**Task details**
Extract the lines that carry the string "were" from the listing.

— start —

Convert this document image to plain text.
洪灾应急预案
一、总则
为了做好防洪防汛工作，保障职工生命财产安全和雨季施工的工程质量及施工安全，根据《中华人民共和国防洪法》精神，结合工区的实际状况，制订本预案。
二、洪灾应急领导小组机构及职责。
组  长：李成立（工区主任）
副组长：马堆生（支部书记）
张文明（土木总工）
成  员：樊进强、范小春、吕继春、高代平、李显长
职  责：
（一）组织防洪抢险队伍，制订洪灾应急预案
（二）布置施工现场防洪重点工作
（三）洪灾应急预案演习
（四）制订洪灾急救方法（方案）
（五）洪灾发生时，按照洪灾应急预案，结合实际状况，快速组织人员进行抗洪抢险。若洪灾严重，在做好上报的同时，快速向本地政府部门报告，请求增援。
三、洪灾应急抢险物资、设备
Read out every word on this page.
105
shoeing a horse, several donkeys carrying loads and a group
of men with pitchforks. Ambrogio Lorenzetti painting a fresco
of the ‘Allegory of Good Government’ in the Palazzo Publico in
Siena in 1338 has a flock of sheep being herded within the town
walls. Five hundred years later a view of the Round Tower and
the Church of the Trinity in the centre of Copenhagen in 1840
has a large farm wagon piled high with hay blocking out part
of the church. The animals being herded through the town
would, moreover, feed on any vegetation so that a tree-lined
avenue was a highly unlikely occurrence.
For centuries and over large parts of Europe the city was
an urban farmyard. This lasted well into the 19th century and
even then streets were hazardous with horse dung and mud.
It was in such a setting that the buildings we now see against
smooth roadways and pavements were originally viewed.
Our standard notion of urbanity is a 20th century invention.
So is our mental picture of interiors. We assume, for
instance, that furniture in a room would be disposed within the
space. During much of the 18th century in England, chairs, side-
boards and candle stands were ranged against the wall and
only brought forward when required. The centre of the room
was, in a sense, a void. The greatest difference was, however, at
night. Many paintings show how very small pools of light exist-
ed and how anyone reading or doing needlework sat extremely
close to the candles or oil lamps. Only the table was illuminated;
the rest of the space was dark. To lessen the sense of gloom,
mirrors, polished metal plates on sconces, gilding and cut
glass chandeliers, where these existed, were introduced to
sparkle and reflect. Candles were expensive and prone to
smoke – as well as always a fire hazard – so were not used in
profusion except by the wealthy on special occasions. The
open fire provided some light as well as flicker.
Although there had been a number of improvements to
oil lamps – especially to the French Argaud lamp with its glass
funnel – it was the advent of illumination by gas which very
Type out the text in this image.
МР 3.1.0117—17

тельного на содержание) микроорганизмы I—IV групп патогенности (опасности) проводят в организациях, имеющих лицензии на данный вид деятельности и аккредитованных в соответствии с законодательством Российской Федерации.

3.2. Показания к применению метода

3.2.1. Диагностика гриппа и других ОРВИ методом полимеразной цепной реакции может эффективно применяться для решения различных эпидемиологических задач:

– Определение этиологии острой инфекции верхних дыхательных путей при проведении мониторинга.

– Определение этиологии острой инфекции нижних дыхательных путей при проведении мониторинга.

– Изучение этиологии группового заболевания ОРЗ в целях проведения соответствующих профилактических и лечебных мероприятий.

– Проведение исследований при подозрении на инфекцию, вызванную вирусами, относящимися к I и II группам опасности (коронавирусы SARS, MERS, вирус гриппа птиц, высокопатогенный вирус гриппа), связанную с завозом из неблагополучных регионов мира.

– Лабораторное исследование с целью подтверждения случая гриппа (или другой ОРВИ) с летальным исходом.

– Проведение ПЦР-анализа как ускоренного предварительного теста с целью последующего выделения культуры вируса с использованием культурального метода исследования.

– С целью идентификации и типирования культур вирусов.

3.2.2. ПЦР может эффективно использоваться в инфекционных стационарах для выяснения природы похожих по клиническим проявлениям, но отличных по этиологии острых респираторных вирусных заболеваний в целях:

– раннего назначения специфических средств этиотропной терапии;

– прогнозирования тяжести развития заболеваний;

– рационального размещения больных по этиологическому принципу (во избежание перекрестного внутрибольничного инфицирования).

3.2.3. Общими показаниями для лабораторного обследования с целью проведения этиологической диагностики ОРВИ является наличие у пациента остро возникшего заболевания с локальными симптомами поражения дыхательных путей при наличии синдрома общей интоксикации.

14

— end —

**Expected answer**
even then streets were hazardous with horse dung and mud.
smooth roadways and pavements were originally viewed.
boards and candle stands were ranged against the wall and
glass chandeliers, where these existed, were introduced to
sparkle and reflect. Candles were expensive and prone to
smoke – as well as always a fire hazard – so were not used in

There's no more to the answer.